#### [PROBLEM DETAILS]
Give the number of lines that include the word "点击单价", and nothing else.

#### [Items from a dataset]
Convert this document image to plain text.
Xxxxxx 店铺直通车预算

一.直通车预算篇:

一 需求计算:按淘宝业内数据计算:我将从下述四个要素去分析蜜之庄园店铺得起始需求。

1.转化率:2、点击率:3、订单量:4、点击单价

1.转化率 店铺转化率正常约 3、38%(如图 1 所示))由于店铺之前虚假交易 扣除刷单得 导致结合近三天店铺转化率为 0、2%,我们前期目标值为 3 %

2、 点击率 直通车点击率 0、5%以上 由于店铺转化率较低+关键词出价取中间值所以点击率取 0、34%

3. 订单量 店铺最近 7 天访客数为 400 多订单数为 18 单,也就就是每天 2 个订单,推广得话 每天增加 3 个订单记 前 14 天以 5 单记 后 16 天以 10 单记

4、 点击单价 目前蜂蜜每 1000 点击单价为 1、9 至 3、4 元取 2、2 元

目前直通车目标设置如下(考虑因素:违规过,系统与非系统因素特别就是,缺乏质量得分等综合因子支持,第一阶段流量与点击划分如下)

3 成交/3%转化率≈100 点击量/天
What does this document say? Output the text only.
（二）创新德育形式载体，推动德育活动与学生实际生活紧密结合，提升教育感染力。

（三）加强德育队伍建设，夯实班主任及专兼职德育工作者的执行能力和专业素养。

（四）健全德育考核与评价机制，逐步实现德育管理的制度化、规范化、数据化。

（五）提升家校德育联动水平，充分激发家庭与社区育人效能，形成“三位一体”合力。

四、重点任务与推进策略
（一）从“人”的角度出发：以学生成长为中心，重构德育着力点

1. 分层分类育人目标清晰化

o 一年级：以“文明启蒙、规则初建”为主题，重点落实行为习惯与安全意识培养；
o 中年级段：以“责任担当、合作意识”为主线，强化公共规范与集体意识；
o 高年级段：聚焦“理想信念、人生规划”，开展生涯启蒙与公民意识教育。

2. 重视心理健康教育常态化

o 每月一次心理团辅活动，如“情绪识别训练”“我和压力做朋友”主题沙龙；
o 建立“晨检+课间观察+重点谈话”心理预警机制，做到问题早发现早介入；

#### [SOLUTION]
2